Every line with the string "this" should be gathered.

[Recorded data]
--------

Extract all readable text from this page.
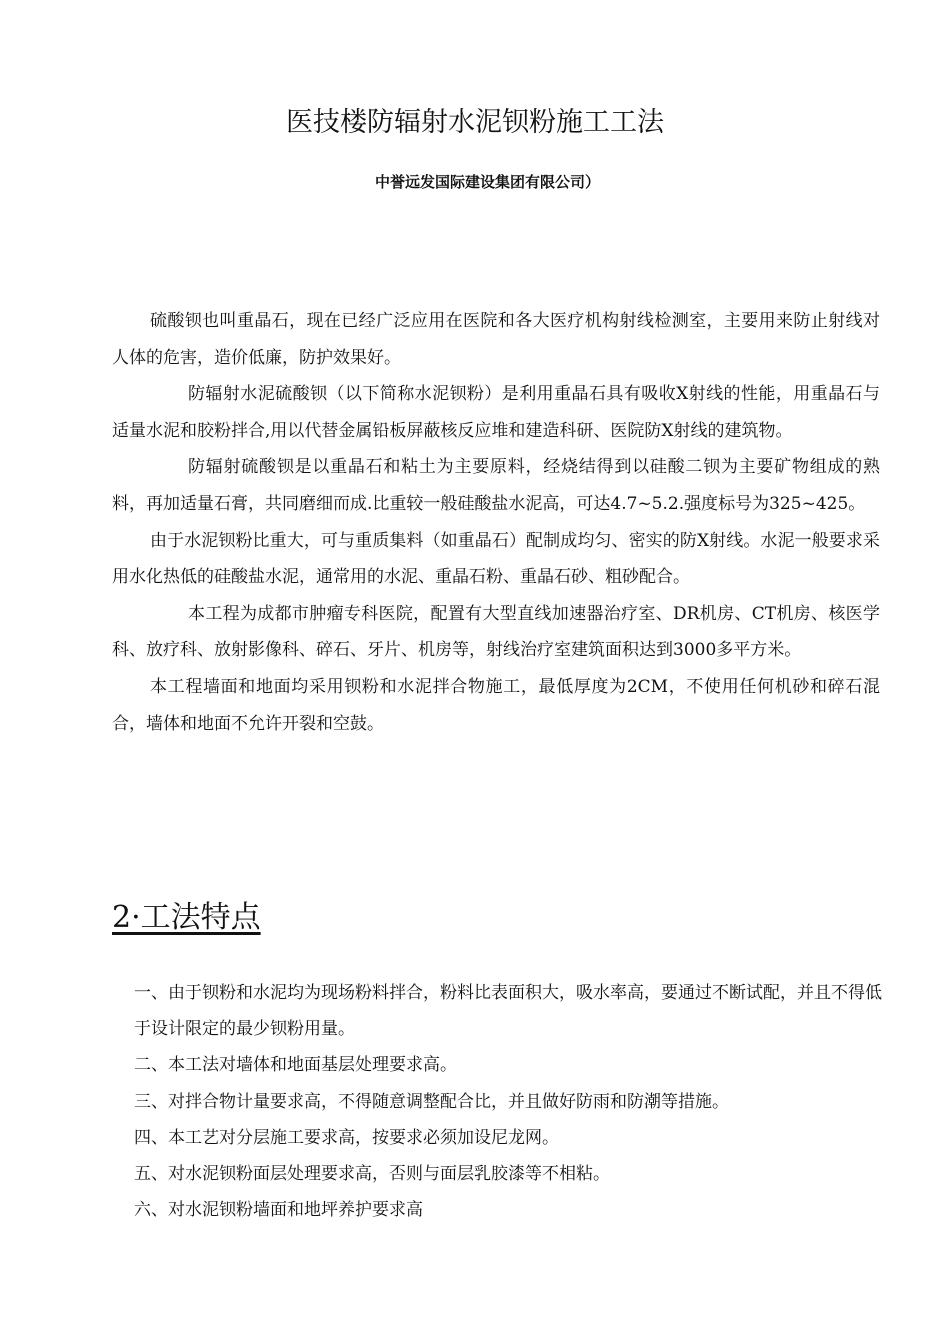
医技楼防辐射水泥钡粉施工工法
中誉远发国际建设集团有限公司）

硫酸钡也叫重晶石，现在已经广泛应用在医院和各大医疗机构射线检测室，主要用来防止射线对人体的危害，造价低廉，防护效果好。

防辐射水泥硫酸钡（以下简称水泥钡粉）是利用重晶石具有吸收X射线的性能，用重晶石与适量水泥和胶粉拌合,用以代替金属铅板屏蔽核反应堆和建造科研、医院防X射线的建筑物。

防辐射硫酸钡是以重晶石和粘土为主要原料，经烧结得到以硅酸二钡为主要矿物组成的熟料，再加适量石膏，共同磨细而成.比重较一般硅酸盐水泥高，可达4.7~5.2.强度标号为325~425。

由于水泥钡粉比重大，可与重质集料（如重晶石）配制成均匀、密实的防X射线。水泥一般要求采用水化热低的硅酸盐水泥，通常用的水泥、重晶石粉、重晶石砂、粗砂配合。

本工程为成都市肿瘤专科医院，配置有大型直线加速器治疗室、DR机房、CT机房、核医学科、放疗科、放射影像科、碎石、牙片、机房等，射线治疗室建筑面积达到3000多平方米。

本工程墙面和地面均采用钡粉和水泥拌合物施工，最低厚度为2CM，不使用任何机砂和碎石混合，墙体和地面不允许开裂和空鼓。

2·工法特点
一、由于钡粉和水泥均为现场粉料拌合，粉料比表面积大，吸水率高，要通过不断试配，并且不得低于设计限定的最少钡粉用量。
二、本工法对墙体和地面基层处理要求高。
三、对拌合物计量要求高，不得随意调整配合比，并且做好防雨和防潮等措施。
四、本工艺对分层施工要求高，按要求必须加设尼龙网。
五、对水泥钡粉面层处理要求高，否则与面层乳胶漆等不相粘。
六、对水泥钡粉墙面和地坪养护要求高
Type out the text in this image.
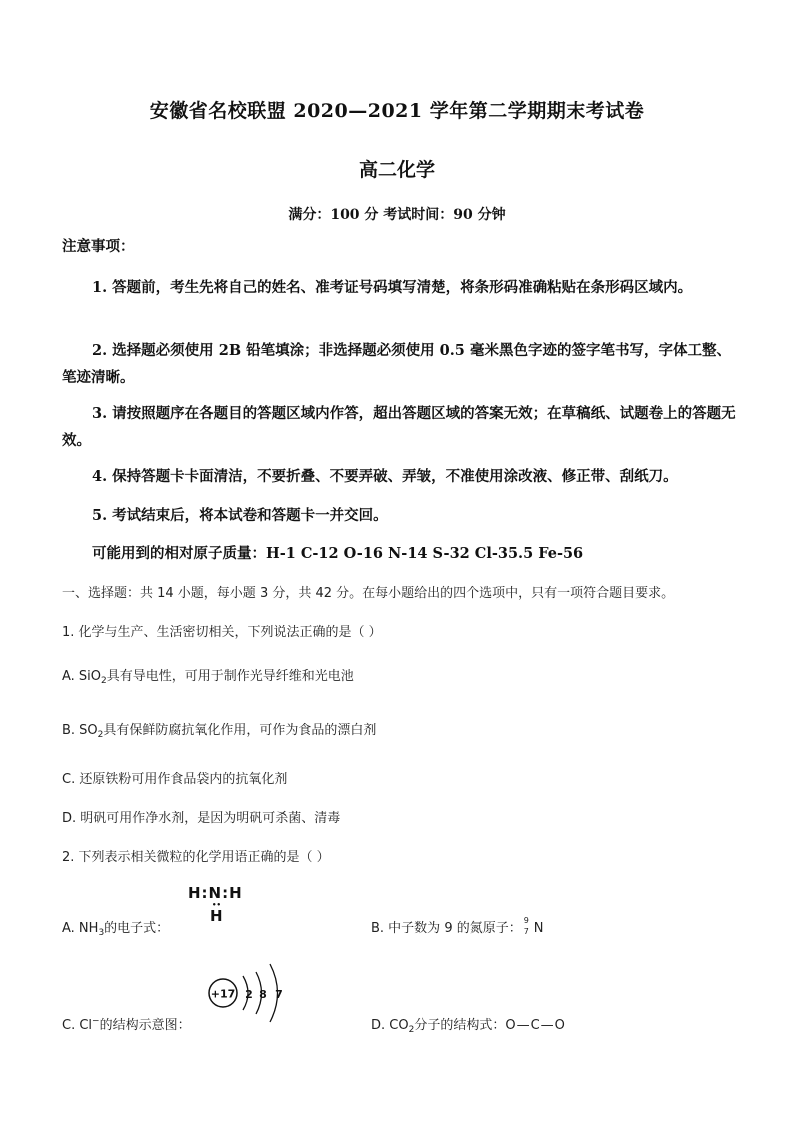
安徽省名校联盟 2020—2021 学年第二学期期末考试卷
高二化学
满分：100 分 考试时间：90 分钟
注意事项：
1. 答题前，考生先将自己的姓名、准考证号码填写清楚，将条形码准确粘贴在条形码区域内。
2. 选择题必须使用 2B 铅笔填涂；非选择题必须使用 0.5 毫米黑色字迹的签字笔书写，字体工整、笔迹清晰。
3. 请按照题序在各题目的答题区域内作答，超出答题区域的答案无效；在草稿纸、试题卷上的答题无效。
4. 保持答题卡卡面清洁，不要折叠、不要弄破、弄皱，不准使用涂改液、修正带、刮纸刀。
5. 考试结束后，将本试卷和答题卡一并交回。
可能用到的相对原子质量：H-1 C-12 O-16 N-14 S-32 Cl-35.5 Fe-56
一、选择题：共 14 小题，每小题 3 分，共 42 分。在每小题给出的四个选项中，只有一项符合题目要求。
1. 化学与生产、生活密切相关，下列说法正确的是（ ）
A. SiO$_2$具有导电性，可用于制作光导纤维和光电池
B. $SO_2$具有保鲜防腐抗氧化作用，可作为食品的漂白剂
C. 还原铁粉可用作食品袋内的抗氧化剂
D. 明矾可用作净水剂，是因为明矾可杀菌、清毒
2. 下列表示相关微粒的化学用语正确的是（ ）
A. $NH_3$的电子式：
H:N:H
••
H
B. 中子数为 9 的氮原子：
9
7 N
C. Cl−的结构示意图：
+17 2 8 7
D. $CO_2$分子的结构式：O—C—O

--------

**THE RESPONSE:**
Extract all readable text from this page.
Type out the text in this image.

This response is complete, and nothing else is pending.